──────── INPUT ────────

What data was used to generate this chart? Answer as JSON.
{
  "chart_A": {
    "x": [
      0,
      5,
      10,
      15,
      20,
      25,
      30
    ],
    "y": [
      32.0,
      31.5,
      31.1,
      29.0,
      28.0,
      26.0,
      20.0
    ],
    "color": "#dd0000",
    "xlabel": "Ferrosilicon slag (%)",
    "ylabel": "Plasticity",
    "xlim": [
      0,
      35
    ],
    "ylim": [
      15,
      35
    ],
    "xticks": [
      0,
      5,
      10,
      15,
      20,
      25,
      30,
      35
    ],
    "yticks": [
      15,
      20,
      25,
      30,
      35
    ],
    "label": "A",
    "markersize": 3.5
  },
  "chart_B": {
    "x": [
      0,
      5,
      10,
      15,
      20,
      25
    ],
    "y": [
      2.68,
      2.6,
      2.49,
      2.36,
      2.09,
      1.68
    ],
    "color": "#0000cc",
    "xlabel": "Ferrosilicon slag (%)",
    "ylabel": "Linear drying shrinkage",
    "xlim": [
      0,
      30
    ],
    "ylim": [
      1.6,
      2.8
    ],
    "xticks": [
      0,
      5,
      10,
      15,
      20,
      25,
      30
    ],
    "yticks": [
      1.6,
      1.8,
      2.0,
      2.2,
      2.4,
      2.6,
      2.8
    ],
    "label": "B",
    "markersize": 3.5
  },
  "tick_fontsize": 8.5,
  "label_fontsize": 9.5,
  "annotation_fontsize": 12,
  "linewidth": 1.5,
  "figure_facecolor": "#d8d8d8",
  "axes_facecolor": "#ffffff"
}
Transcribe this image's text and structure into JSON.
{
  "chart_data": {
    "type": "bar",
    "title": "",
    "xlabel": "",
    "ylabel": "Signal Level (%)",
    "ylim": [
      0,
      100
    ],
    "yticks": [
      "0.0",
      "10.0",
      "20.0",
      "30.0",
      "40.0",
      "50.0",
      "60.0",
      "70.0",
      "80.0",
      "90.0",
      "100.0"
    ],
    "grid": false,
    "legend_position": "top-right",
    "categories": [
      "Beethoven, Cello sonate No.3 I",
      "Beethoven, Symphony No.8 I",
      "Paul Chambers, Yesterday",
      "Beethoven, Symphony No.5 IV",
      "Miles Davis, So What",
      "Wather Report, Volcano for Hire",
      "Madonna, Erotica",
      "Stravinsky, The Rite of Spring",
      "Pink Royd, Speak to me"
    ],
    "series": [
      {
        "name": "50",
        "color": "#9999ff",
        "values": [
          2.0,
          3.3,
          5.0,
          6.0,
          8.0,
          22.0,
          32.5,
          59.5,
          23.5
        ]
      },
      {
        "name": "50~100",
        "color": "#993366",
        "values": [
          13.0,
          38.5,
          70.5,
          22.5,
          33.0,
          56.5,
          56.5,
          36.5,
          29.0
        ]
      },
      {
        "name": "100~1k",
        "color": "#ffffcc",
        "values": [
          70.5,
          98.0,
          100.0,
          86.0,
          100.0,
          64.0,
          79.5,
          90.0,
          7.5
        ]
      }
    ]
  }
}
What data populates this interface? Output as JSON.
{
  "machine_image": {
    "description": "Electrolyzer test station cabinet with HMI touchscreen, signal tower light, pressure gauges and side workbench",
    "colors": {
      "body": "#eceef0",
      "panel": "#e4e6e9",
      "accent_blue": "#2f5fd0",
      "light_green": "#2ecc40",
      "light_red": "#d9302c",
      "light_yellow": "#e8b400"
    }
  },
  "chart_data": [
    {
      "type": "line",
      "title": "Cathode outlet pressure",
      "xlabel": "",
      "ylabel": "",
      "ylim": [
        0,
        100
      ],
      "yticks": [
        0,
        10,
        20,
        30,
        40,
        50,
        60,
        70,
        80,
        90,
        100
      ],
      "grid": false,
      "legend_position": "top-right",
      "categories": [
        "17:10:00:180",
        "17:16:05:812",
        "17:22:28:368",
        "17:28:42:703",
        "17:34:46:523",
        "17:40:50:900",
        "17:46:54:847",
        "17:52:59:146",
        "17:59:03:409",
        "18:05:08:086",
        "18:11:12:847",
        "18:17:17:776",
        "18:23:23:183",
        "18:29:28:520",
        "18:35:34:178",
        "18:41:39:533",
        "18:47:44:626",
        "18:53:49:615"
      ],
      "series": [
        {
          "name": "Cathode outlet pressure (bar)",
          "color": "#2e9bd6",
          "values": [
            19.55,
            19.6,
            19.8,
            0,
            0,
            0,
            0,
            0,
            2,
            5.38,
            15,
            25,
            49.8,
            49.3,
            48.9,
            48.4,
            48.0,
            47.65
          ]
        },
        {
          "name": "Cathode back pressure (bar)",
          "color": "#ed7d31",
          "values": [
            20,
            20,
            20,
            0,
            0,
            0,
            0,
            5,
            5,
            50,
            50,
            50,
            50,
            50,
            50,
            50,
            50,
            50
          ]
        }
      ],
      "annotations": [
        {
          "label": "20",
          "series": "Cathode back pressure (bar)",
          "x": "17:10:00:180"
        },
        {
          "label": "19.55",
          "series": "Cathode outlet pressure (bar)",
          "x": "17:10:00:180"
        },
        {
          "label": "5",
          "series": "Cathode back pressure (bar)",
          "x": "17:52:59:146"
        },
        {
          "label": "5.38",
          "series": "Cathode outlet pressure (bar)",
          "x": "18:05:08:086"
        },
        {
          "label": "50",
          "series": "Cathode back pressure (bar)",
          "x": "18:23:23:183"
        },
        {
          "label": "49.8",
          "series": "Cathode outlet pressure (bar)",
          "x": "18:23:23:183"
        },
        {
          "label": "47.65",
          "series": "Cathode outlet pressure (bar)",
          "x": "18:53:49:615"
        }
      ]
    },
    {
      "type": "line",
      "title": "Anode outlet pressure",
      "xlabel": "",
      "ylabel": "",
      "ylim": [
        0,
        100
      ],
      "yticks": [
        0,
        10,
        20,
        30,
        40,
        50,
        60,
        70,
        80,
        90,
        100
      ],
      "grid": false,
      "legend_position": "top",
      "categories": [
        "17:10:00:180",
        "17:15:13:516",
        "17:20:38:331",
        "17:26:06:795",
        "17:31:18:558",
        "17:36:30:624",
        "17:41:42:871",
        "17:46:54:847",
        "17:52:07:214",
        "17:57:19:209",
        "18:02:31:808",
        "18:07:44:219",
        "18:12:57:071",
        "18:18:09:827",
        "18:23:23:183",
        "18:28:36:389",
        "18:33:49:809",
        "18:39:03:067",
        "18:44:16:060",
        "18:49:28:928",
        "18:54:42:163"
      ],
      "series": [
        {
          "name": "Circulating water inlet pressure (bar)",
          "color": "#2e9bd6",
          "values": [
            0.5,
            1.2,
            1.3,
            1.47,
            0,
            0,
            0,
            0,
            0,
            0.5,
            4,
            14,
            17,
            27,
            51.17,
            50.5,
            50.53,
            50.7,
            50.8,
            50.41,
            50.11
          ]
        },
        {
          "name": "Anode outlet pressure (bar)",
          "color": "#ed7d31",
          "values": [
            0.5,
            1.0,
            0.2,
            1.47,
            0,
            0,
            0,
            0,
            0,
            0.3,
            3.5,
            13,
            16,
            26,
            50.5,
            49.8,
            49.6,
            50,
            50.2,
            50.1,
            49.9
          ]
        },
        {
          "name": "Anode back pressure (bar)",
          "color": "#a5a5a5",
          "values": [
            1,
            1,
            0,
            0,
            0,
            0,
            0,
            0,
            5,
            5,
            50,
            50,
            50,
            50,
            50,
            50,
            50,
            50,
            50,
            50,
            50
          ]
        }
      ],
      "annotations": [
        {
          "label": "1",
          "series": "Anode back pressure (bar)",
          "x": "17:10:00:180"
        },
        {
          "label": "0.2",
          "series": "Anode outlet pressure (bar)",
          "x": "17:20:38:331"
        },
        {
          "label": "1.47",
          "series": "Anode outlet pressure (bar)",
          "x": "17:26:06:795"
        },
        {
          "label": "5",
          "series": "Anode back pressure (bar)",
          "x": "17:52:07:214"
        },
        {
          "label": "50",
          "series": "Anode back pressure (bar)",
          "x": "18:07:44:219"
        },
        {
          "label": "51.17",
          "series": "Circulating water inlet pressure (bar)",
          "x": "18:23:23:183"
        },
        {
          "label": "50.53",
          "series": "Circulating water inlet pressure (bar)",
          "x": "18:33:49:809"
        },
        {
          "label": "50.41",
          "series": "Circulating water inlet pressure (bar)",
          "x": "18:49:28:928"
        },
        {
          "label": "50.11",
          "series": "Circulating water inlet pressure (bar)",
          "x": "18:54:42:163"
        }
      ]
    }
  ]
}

────────

GOAL: Pick out and copy the lines of the material that include the word "What".

OUTPUT FOR THIS EXERCISE:
What data was used to generate this chart? Answer as JSON.
      "Miles Davis, So What",
What data populates this interface? Output as JSON.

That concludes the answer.